- **Data supplied**:
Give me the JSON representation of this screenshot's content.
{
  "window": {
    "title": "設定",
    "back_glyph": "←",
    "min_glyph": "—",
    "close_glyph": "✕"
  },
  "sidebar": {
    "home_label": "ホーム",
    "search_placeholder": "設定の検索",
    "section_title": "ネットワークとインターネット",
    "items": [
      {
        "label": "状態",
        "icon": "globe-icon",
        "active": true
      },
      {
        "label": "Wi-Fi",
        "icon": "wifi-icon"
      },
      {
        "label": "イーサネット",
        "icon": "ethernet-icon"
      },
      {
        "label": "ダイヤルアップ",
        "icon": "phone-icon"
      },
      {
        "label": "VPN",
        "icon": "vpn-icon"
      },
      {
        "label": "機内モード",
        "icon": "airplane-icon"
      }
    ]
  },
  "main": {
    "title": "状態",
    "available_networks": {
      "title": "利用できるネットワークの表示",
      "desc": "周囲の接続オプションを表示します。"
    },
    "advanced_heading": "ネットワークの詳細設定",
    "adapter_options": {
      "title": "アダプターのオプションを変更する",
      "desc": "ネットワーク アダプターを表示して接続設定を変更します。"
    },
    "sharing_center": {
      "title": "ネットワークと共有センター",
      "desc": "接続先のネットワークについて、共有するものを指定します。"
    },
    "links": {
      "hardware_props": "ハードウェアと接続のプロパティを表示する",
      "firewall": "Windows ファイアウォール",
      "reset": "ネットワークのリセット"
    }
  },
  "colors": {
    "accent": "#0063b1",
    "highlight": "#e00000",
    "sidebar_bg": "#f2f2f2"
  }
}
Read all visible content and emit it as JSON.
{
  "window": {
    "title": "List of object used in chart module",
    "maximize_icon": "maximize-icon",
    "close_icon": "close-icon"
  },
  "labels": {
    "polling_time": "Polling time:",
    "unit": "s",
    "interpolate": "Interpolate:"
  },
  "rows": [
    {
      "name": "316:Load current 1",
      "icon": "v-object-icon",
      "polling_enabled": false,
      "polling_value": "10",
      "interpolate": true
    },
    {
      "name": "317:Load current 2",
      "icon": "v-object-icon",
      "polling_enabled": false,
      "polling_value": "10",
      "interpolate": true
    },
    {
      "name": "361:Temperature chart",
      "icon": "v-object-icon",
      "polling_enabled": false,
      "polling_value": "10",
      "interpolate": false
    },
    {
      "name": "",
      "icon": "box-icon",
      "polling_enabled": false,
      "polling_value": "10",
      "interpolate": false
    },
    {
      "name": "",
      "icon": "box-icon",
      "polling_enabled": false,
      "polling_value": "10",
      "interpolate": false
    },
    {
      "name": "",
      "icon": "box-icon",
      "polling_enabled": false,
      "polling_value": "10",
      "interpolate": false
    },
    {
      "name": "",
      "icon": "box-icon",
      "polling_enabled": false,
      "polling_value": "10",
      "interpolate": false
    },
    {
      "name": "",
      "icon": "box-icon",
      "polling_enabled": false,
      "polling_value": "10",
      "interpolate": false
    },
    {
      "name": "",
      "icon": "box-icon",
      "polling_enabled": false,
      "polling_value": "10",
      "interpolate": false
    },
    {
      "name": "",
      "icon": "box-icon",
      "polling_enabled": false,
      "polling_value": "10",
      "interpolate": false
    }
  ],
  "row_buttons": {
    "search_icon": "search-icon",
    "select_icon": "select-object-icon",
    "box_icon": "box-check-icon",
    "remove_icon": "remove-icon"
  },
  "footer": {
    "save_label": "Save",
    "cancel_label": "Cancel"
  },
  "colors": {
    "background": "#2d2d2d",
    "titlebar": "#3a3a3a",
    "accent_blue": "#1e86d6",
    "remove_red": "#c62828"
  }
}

- **Exercise goal**: Each line of the listing should be copied exactly.

- **Completed task**:
Give me the JSON representation of this screenshot's content.
{
  "window": {
    "title": "設定",
    "back_glyph": "←",
    "min_glyph": "—",
    "close_glyph": "✕"
  },
  "sidebar": {
    "home_label": "ホーム",
    "search_placeholder": "設定の検索",
    "section_title": "ネットワークとインターネット",
    "items": [
      {
        "label": "状態",
        "icon": "globe-icon",
        "active": true
      },
      {
        "label": "Wi-Fi",
        "icon": "wifi-icon"
      },
      {
        "label": "イーサネット",
        "icon": "ethernet-icon"
      },
      {
        "label": "ダイヤルアップ",
        "icon": "phone-icon"
      },
      {
        "label": "VPN",
        "icon": "vpn-icon"
      },
      {
        "label": "機内モード",
        "icon": "airplane-icon"
      }
    ]
  },
  "main": {
    "title": "状態",
    "available_networks": {
      "title": "利用できるネットワークの表示",
      "desc": "周囲の接続オプションを表示します。"
    },
    "advanced_heading": "ネットワークの詳細設定",
    "adapter_options": {
      "title": "アダプターのオプションを変更する",
      "desc": "ネットワーク アダプターを表示して接続設定を変更します。"
    },
    "sharing_center": {
      "title": "ネットワークと共有センター",
      "desc": "接続先のネットワークについて、共有するものを指定します。"
    },
    "links": {
      "hardware_props": "ハードウェアと接続のプロパティを表示する",
      "firewall": "Windows ファイアウォール",
      "reset": "ネットワークのリセット"
    }
  },
  "colors": {
    "accent": "#0063b1",
    "highlight": "#e00000",
    "sidebar_bg": "#f2f2f2"
  }
}
Read all visible content and emit it as JSON.
{
  "window": {
    "title": "List of object used in chart module",
    "maximize_icon": "maximize-icon",
    "close_icon": "close-icon"
  },
  "labels": {
    "polling_time": "Polling time:",
    "unit": "s",
    "interpolate": "Interpolate:"
  },
  "rows": [
    {
      "name": "316:Load current 1",
      "icon": "v-object-icon",
      "polling_enabled": false,
      "polling_value": "10",
      "interpolate": true
    },
    {
      "name": "317:Load current 2",
      "icon": "v-object-icon",
      "polling_enabled": false,
      "polling_value": "10",
      "interpolate": true
    },
    {
      "name": "361:Temperature chart",
      "icon": "v-object-icon",
      "polling_enabled": false,
      "polling_value": "10",
      "interpolate": false
    },
    {
      "name": "",
      "icon": "box-icon",
      "polling_enabled": false,
      "polling_value": "10",
      "interpolate": false
    },
    {
      "name": "",
      "icon": "box-icon",
      "polling_enabled": false,
      "polling_value": "10",
      "interpolate": false
    },
    {
      "name": "",
      "icon": "box-icon",
      "polling_enabled": false,
      "polling_value": "10",
      "interpolate": false
    },
    {
      "name": "",
      "icon": "box-icon",
      "polling_enabled": false,
      "polling_value": "10",
      "interpolate": false
    },
    {
      "name": "",
      "icon": "box-icon",
      "polling_enabled": false,
      "polling_value": "10",
      "interpolate": false
    },
    {
      "name": "",
      "icon": "box-icon",
      "polling_enabled": false,
      "polling_value": "10",
      "interpolate": false
    },
    {
      "name": "",
      "icon": "box-icon",
      "polling_enabled": false,
      "polling_value": "10",
      "interpolate": false
    }
  ],
  "row_buttons": {
    "search_icon": "search-icon",
    "select_icon": "select-object-icon",
    "box_icon": "box-check-icon",
    "remove_icon": "remove-icon"
  },
  "footer": {
    "save_label": "Save",
    "cancel_label": "Cancel"
  },
  "colors": {
    "background": "#2d2d2d",
    "titlebar": "#3a3a3a",
    "accent_blue": "#1e86d6",
    "remove_red": "#c62828"
  }
}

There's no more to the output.